Go through the data below line by line and count those containing the word "JSON". Reply with the count only.

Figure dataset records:
□ □ □ □ □ □ □

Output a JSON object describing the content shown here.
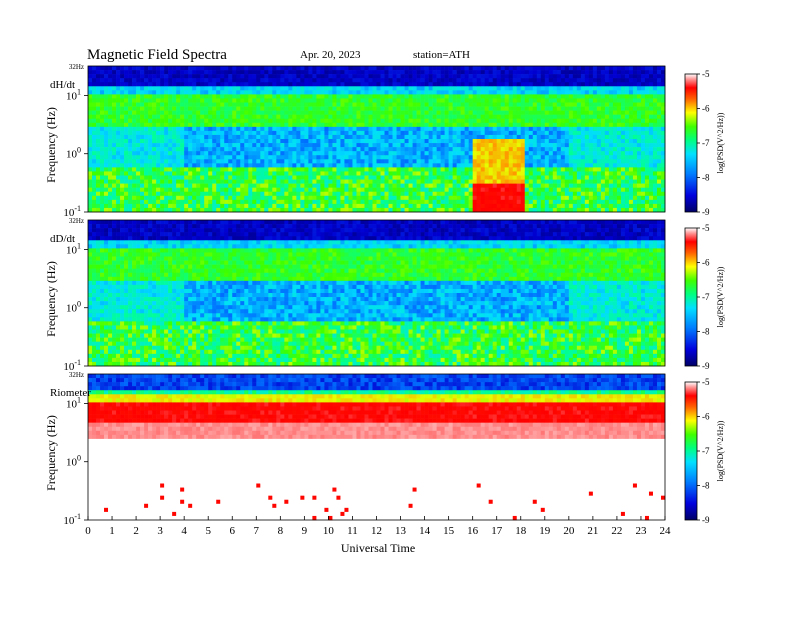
{
  "header": {
    "title": "Magnetic  Field  Spectra",
    "date": "Apr. 20, 2023",
    "station": "station=ATH"
  },
  "colors": {
    "scale": [
      "#000066",
      "#0000cc",
      "#0060ff",
      "#00c8ff",
      "#00f0a0",
      "#30ff30",
      "#c8ff00",
      "#ffd000",
      "#ff5000",
      "#ff0000",
      "#ff8080",
      "#ffe0e0",
      "#ffffff"
    ]
  },
  "chart_data": [
    {
      "type": "heatmap",
      "panel_label": "dH/dt",
      "top_label": "32Hz",
      "ylabel": "Frequency  (Hz)",
      "y_ticks": [
        {
          "base": "10",
          "exp": "1",
          "value": 10
        },
        {
          "base": "10",
          "exp": "0",
          "value": 1
        },
        {
          "base": "10",
          "exp": "-1",
          "value": 0.1
        }
      ],
      "colorbar": {
        "label": "log(PSD(V^2/Hz))",
        "ticks": [
          "-5",
          "-6",
          "-7",
          "-8",
          "-9"
        ],
        "range": [
          -9,
          -5
        ]
      },
      "x_range": [
        0,
        24
      ],
      "y_range_hz": [
        0.1,
        32
      ],
      "y_scale": "log",
      "bursts": [
        {
          "start": 16.0,
          "end": 18.2,
          "level": -5.3,
          "fmax_hz": 1.8
        }
      ]
    },
    {
      "type": "heatmap",
      "panel_label": "dD/dt",
      "top_label": "32Hz",
      "ylabel": "Frequency  (Hz)",
      "y_ticks": [
        {
          "base": "10",
          "exp": "1",
          "value": 10
        },
        {
          "base": "10",
          "exp": "0",
          "value": 1
        },
        {
          "base": "10",
          "exp": "-1",
          "value": 0.1
        }
      ],
      "colorbar": {
        "label": "log(PSD(V^2/Hz))",
        "ticks": [
          "-5",
          "-6",
          "-7",
          "-8",
          "-9"
        ],
        "range": [
          -9,
          -5
        ]
      },
      "x_range": [
        0,
        24
      ],
      "y_range_hz": [
        0.1,
        32
      ],
      "y_scale": "log",
      "bursts": []
    },
    {
      "type": "heatmap",
      "panel_label": "Riometer",
      "top_label": "32Hz",
      "ylabel": "Frequency  (Hz)",
      "y_ticks": [
        {
          "base": "10",
          "exp": "1",
          "value": 10
        },
        {
          "base": "10",
          "exp": "0",
          "value": 1
        },
        {
          "base": "10",
          "exp": "-1",
          "value": 0.1
        }
      ],
      "colorbar": {
        "label": "log(PSD(V^2/Hz))",
        "ticks": [
          "-5",
          "-6",
          "-7",
          "-8",
          "-9"
        ],
        "range": [
          -9,
          -5
        ]
      },
      "x_range": [
        0,
        24
      ],
      "y_range_hz": [
        0.1,
        32
      ],
      "y_scale": "log",
      "bursts": []
    }
  ],
  "x_axis": {
    "label": "Universal  Time",
    "ticks": [
      "0",
      "1",
      "2",
      "3",
      "4",
      "5",
      "6",
      "7",
      "8",
      "9",
      "10",
      "11",
      "12",
      "13",
      "14",
      "15",
      "16",
      "17",
      "18",
      "19",
      "20",
      "21",
      "22",
      "23",
      "24"
    ]
  }
}
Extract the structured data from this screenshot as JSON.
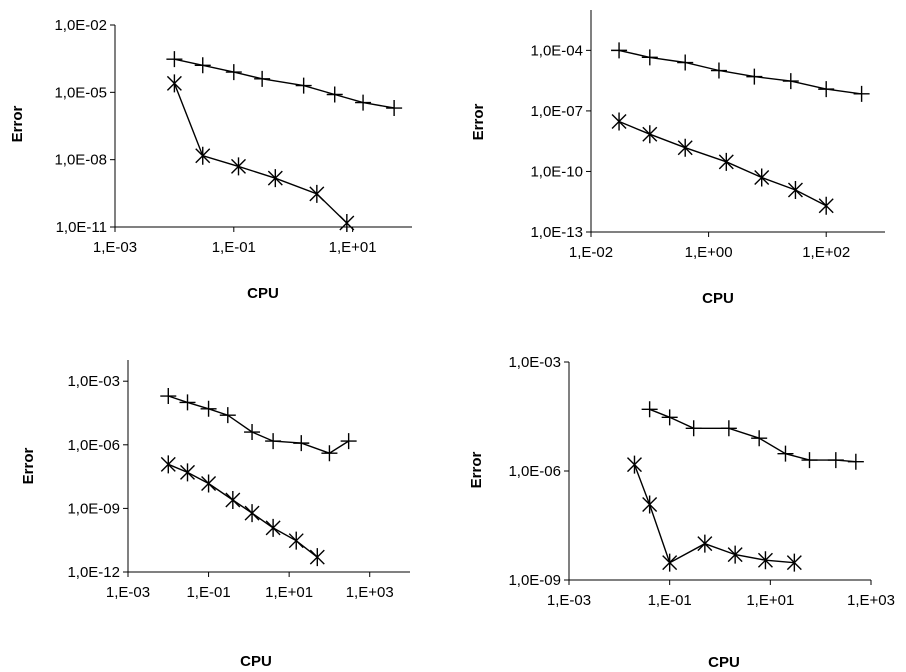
{
  "chart_data": [
    {
      "type": "scatter",
      "xlabel": "CPU",
      "ylabel": "Error",
      "xscale": "log",
      "yscale": "log",
      "xlim": [
        0.001,
        100
      ],
      "ylim": [
        1e-11,
        0.01
      ],
      "x_ticks": [
        0.001,
        0.1,
        10
      ],
      "x_tick_labels": [
        "1,E-03",
        "1,E-01",
        "1,E+01"
      ],
      "y_ticks": [
        1e-11,
        1e-08,
        1e-05,
        0.01
      ],
      "y_tick_labels": [
        "1,0E-11",
        "1,0E-08",
        "1,0E-05",
        "1,0E-02"
      ],
      "series": [
        {
          "marker": "plus",
          "x": [
            0.01,
            0.03,
            0.1,
            0.3,
            1.5,
            5,
            15,
            50
          ],
          "y": [
            0.0003,
            0.00016,
            8e-05,
            4e-05,
            2e-05,
            8e-06,
            3.5e-06,
            2e-06
          ]
        },
        {
          "marker": "star",
          "x": [
            0.01,
            0.03,
            0.12,
            0.5,
            2.5,
            8
          ],
          "y": [
            2.5e-05,
            1.5e-08,
            5e-09,
            1.5e-09,
            3e-10,
            1.5e-11
          ]
        }
      ]
    },
    {
      "type": "scatter",
      "xlabel": "CPU",
      "ylabel": "Error",
      "xscale": "log",
      "yscale": "log",
      "xlim": [
        0.01,
        1000
      ],
      "ylim": [
        1e-13,
        0.01
      ],
      "x_ticks": [
        0.01,
        1,
        100
      ],
      "x_tick_labels": [
        "1,E-02",
        "1,E+00",
        "1,E+02"
      ],
      "y_ticks": [
        1e-13,
        1e-10,
        1e-07,
        0.0001
      ],
      "y_tick_labels": [
        "1,0E-13",
        "1,0E-10",
        "1,0E-07",
        "1,0E-04"
      ],
      "series": [
        {
          "marker": "plus",
          "x": [
            0.03,
            0.1,
            0.4,
            1.5,
            6,
            25,
            100,
            400
          ],
          "y": [
            0.0001,
            4.5e-05,
            2.5e-05,
            1e-05,
            5e-06,
            3e-06,
            1.2e-06,
            7e-07
          ]
        },
        {
          "marker": "star",
          "x": [
            0.03,
            0.1,
            0.4,
            2,
            8,
            30,
            100
          ],
          "y": [
            3e-08,
            7e-09,
            1.5e-09,
            3e-10,
            5e-11,
            1.2e-11,
            2e-12
          ]
        }
      ]
    },
    {
      "type": "scatter",
      "xlabel": "CPU",
      "ylabel": "Error",
      "xscale": "log",
      "yscale": "log",
      "xlim": [
        0.001,
        10000
      ],
      "ylim": [
        1e-12,
        0.01
      ],
      "x_ticks": [
        0.001,
        0.1,
        10,
        1000
      ],
      "x_tick_labels": [
        "1,E-03",
        "1,E-01",
        "1,E+01",
        "1,E+03"
      ],
      "y_ticks": [
        1e-12,
        1e-09,
        1e-06,
        0.001
      ],
      "y_tick_labels": [
        "1,0E-12",
        "1,0E-09",
        "1,0E-06",
        "1,0E-03"
      ],
      "series": [
        {
          "marker": "plus",
          "x": [
            0.01,
            0.03,
            0.1,
            0.3,
            1.2,
            4,
            20,
            100,
            300
          ],
          "y": [
            0.0002,
            0.0001,
            5e-05,
            2.5e-05,
            4e-06,
            1.5e-06,
            1.2e-06,
            4e-07,
            1.5e-06
          ]
        },
        {
          "marker": "star",
          "x": [
            0.01,
            0.03,
            0.1,
            0.4,
            1.2,
            4,
            15,
            50
          ],
          "y": [
            1.2e-07,
            5e-08,
            1.5e-08,
            2.5e-09,
            6e-10,
            1.2e-10,
            3e-11,
            5e-12
          ]
        }
      ]
    },
    {
      "type": "scatter",
      "xlabel": "CPU",
      "ylabel": "Error",
      "xscale": "log",
      "yscale": "log",
      "xlim": [
        0.001,
        1000
      ],
      "ylim": [
        1e-09,
        0.001
      ],
      "x_ticks": [
        0.001,
        0.1,
        10,
        1000
      ],
      "x_tick_labels": [
        "1,E-03",
        "1,E-01",
        "1,E+01",
        "1,E+03"
      ],
      "y_ticks": [
        1e-09,
        1e-06,
        0.001
      ],
      "y_tick_labels": [
        "1,0E-09",
        "1,0E-06",
        "1,0E-03"
      ],
      "series": [
        {
          "marker": "plus",
          "x": [
            0.04,
            0.1,
            0.3,
            1.5,
            6,
            20,
            60,
            200,
            500
          ],
          "y": [
            5e-05,
            3e-05,
            1.5e-05,
            1.5e-05,
            8e-06,
            3e-06,
            2e-06,
            2e-06,
            1.8e-06
          ]
        },
        {
          "marker": "star",
          "x": [
            0.02,
            0.04,
            0.1,
            0.5,
            2,
            8,
            30
          ],
          "y": [
            1.5e-06,
            1.2e-07,
            3e-09,
            1e-08,
            5e-09,
            3.5e-09,
            3e-09
          ]
        }
      ]
    }
  ]
}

□ □ □ □ □ □ □

*FINISHED ANSWER*
2